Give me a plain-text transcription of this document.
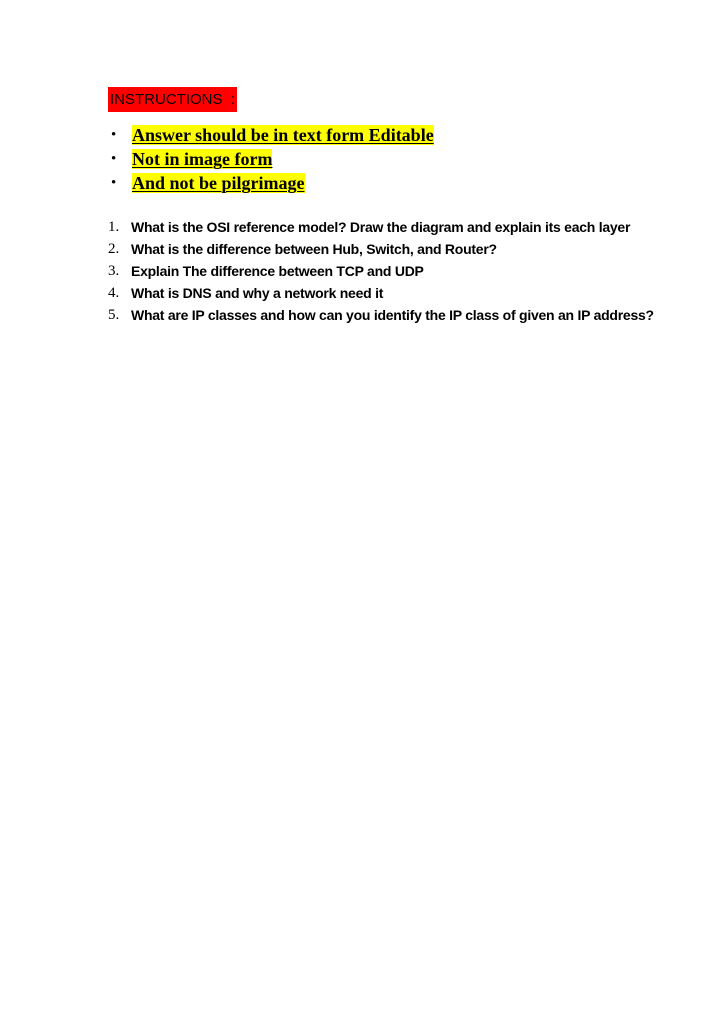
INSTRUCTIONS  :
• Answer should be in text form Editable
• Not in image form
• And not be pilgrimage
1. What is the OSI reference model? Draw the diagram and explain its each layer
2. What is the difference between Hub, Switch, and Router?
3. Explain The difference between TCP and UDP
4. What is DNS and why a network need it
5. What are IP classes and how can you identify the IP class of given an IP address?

- [GOAL OF THE EXERCISE]
Write the full listing out again with every line unchanged, but include no pictures.

- [THE OUTPUT]
Give me a plain-text transcription of this document.
INSTRUCTIONS  :
• Answer should be in text form Editable
• Not in image form
• And not be pilgrimage
1. What is the OSI reference model? Draw the diagram and explain its each layer
2. What is the difference between Hub, Switch, and Router?
3. Explain The difference between TCP and UDP
4. What is DNS and why a network need it
5. What are IP classes and how can you identify the IP class of given an IP address?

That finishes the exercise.